YOUR TASK: List each line of the data that holds the string "Session".

[Recorded data]

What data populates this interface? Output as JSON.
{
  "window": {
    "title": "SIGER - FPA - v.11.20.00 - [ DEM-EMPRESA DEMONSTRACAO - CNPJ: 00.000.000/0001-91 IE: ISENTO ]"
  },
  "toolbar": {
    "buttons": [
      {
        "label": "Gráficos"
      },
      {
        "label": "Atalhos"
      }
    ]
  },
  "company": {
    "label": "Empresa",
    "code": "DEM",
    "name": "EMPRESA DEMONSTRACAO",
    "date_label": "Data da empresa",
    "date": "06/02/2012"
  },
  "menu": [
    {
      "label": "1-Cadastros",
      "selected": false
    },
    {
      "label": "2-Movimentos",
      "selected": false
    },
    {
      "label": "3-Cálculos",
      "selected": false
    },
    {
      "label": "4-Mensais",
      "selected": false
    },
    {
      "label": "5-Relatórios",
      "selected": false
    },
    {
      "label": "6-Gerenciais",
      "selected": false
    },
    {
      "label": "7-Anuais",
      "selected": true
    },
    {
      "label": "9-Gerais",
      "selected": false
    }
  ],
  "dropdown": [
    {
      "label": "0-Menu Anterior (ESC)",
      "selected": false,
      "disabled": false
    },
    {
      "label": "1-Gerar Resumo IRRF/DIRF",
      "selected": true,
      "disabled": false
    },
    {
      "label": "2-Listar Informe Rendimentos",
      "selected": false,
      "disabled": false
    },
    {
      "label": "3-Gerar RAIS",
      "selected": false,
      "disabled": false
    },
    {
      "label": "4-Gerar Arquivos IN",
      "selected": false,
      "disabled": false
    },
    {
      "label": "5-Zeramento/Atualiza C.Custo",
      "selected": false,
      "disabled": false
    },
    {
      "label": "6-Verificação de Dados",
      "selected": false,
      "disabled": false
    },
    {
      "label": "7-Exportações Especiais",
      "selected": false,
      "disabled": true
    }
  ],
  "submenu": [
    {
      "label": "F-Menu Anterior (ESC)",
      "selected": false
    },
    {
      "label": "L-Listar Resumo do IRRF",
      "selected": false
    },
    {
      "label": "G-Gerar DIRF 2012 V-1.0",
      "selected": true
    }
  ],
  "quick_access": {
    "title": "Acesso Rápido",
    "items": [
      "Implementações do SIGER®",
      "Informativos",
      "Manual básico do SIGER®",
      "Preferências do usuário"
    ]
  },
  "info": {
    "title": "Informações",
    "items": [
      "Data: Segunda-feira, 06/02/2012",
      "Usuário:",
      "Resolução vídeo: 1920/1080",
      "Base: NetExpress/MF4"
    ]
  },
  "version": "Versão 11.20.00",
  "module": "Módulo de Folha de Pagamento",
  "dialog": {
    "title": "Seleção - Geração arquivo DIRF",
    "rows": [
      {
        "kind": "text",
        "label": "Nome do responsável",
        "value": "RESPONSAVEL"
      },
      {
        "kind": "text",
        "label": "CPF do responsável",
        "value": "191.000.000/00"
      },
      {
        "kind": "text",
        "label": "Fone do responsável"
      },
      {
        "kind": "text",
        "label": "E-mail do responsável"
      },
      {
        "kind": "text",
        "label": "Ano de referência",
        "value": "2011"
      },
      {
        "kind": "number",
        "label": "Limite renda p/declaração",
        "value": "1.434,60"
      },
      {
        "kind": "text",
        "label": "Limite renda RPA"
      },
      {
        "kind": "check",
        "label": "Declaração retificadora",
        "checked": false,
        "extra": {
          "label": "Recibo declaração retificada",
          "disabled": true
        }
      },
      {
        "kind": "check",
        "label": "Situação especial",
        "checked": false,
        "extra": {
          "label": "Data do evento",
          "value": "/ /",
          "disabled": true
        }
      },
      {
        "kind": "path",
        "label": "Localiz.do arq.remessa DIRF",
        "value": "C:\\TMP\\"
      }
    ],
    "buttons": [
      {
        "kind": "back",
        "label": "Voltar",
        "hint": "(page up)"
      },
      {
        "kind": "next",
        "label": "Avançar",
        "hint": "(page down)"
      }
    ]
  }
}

---

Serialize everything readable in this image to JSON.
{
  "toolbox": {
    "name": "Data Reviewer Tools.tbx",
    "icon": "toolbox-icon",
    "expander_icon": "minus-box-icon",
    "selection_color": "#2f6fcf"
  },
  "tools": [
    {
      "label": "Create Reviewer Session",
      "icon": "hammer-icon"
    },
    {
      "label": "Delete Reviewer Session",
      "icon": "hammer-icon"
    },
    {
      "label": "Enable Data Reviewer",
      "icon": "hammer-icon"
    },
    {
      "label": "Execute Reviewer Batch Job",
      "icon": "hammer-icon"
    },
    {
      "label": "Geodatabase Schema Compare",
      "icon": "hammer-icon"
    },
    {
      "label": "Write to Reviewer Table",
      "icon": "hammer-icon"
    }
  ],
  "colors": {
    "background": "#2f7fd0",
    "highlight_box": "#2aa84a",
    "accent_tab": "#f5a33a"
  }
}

---

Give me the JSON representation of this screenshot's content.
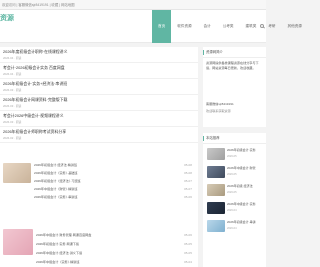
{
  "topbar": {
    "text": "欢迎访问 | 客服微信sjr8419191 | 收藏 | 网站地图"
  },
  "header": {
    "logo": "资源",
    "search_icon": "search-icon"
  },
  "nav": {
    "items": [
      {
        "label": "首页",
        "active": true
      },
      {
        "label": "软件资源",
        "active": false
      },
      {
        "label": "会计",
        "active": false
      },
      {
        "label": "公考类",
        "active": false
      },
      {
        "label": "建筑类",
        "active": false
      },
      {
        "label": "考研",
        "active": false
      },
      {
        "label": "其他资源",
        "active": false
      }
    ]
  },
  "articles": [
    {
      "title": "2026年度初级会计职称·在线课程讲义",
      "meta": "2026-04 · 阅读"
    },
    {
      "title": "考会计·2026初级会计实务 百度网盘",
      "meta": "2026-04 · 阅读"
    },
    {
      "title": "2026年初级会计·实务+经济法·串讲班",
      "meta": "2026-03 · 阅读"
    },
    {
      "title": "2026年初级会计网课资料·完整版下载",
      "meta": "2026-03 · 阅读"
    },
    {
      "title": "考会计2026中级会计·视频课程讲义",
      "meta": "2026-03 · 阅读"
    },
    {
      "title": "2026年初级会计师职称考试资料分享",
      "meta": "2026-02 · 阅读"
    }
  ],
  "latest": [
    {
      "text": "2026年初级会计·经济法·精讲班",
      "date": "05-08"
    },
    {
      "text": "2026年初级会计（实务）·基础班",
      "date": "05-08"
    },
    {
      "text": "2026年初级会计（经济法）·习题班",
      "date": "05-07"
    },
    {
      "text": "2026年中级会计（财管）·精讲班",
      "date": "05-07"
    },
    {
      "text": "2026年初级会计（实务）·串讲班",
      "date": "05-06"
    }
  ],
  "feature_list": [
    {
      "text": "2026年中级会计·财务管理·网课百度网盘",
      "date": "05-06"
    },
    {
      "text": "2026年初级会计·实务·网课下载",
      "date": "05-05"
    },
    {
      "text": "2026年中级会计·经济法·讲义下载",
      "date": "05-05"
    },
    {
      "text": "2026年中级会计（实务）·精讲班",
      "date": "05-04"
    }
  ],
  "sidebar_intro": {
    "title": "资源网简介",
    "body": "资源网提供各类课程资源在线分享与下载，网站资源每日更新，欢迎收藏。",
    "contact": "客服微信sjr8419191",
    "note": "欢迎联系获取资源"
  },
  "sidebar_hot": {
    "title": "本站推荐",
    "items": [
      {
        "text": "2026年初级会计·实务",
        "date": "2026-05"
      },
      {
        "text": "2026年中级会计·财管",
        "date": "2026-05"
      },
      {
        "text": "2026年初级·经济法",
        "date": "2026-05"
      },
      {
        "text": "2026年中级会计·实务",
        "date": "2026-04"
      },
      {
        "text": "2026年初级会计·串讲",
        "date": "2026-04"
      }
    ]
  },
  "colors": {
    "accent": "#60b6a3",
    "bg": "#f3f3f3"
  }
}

RESULT OF THE EXERCISE:
      "label": "Create Reviewer Session",
      "label": "Delete Reviewer Session",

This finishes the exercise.